Given problem ::
Turn the lines of the listing below into a numbered list, skipping any blank lines and leaving out the pictures.

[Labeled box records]
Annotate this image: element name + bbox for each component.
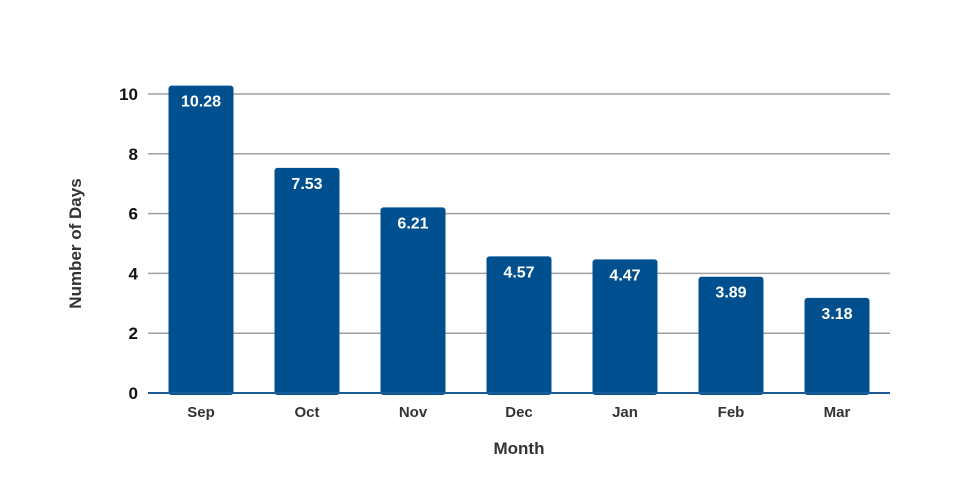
data-label: 6.21 — [397, 215, 428, 232]
y-tick-label: 0 — [129, 384, 138, 403]
x-tick-label: Sep — [187, 404, 215, 421]
y-tick-label: 10 — [119, 85, 138, 104]
x-tick-label: Feb — [718, 404, 745, 421]
bar-dec — [486, 256, 552, 395]
y-tick-label: 4 — [129, 264, 139, 283]
data-label: 4.47 — [609, 267, 640, 284]
x-tick-label: Mar — [824, 404, 851, 421]
data-labels: 10.28 7.53 6.21 4.57 4.47 3.89 3.18 — [181, 94, 853, 323]
gridlines — [148, 93, 890, 334]
x-tick-label: Nov — [399, 404, 428, 421]
bar-oct — [274, 167, 340, 395]
y-tick-label: 8 — [129, 145, 138, 164]
bar-jan — [592, 259, 658, 395]
bar-feb — [698, 276, 764, 395]
x-axis-title: Month — [494, 439, 545, 458]
x-axis-ticks: Sep Oct Nov Dec Jan Feb Mar — [187, 404, 850, 421]
y-axis-title: Number of Days — [66, 178, 85, 308]
data-label: 3.89 — [715, 285, 746, 302]
data-label: 7.53 — [291, 176, 322, 193]
y-tick-label: 2 — [129, 324, 138, 343]
data-label: 4.57 — [503, 264, 534, 281]
y-tick-label: 6 — [129, 205, 138, 224]
x-tick-label: Oct — [294, 404, 319, 421]
bars — [168, 85, 870, 396]
y-axis-ticks: 0 2 4 6 8 10 — [119, 85, 138, 403]
data-label: 3.18 — [821, 306, 852, 323]
x-tick-label: Jan — [612, 404, 638, 421]
bar-sep — [168, 85, 234, 396]
data-label: 10.28 — [181, 94, 221, 111]
x-tick-label: Dec — [505, 404, 533, 421]
bar-mar — [804, 297, 870, 395]
bar-nov — [380, 207, 446, 395]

Right answer ::
1. Annotate this image: element name + bbox for each component.
2. data-label: 6.21 — [397, 215, 428, 232]
3. y-tick-label: 0 — [129, 384, 138, 403]
4. x-tick-label: Sep — [187, 404, 215, 421]
5. y-tick-label: 10 — [119, 85, 138, 104]
6. x-tick-label: Feb — [718, 404, 745, 421]
7. bar-dec — [486, 256, 552, 395]
8. y-tick-label: 4 — [129, 264, 139, 283]
9. data-label: 4.47 — [609, 267, 640, 284]
10. x-tick-label: Mar — [824, 404, 851, 421]
11. data-labels: 10.28 7.53 6.21 4.57 4.47 3.89 3.18 — [181, 94, 853, 323]
12. gridlines — [148, 93, 890, 334]
13. x-tick-label: Nov — [399, 404, 428, 421]
14. bar-oct — [274, 167, 340, 395]
15. y-tick-label: 8 — [129, 145, 138, 164]
16. bar-jan — [592, 259, 658, 395]
17. bar-feb — [698, 276, 764, 395]
18. x-axis-title: Month — [494, 439, 545, 458]
19. x-axis-ticks: Sep Oct Nov Dec Jan Feb Mar — [187, 404, 850, 421]
20. y-axis-title: Number of Days — [66, 178, 85, 308]
21. data-label: 3.89 — [715, 285, 746, 302]
22. data-label: 7.53 — [291, 176, 322, 193]
23. y-tick-label: 2 — [129, 324, 138, 343]
24. data-label: 4.57 — [503, 264, 534, 281]
25. y-tick-label: 6 — [129, 205, 138, 224]
26. x-tick-label: Oct — [294, 404, 319, 421]
27. bars — [168, 85, 870, 396]
28. y-axis-ticks: 0 2 4 6 8 10 — [119, 85, 138, 403]
29. data-label: 3.18 — [821, 306, 852, 323]
30. x-tick-label: Jan — [612, 404, 638, 421]
31. bar-sep — [168, 85, 234, 396]
32. data-label: 10.28 — [181, 94, 221, 111]
33. x-tick-label: Dec — [505, 404, 533, 421]
34. bar-mar — [804, 297, 870, 395]
35. bar-nov — [380, 207, 446, 395]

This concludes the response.